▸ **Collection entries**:
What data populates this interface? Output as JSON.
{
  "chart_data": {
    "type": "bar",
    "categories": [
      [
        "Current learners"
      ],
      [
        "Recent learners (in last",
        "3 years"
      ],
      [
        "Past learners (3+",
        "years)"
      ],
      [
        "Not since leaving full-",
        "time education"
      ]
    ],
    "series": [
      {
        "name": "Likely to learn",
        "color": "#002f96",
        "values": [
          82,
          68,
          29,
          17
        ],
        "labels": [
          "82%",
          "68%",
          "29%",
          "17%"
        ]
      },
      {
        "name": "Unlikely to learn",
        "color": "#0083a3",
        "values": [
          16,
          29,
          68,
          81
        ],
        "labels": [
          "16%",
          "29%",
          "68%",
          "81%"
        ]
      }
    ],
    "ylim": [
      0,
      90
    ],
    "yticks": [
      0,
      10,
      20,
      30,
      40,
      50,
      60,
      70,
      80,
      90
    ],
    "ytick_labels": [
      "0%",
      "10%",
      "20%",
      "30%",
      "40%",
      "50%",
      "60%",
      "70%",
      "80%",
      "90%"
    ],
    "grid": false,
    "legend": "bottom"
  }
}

▸ **STATED EXERCISE**:
Using the records above, list each line that includes "learners".

▸ **CORRECT OUTPUT**:
        "Current learners"
        "Recent learners (in last",
        "Past learners (3+",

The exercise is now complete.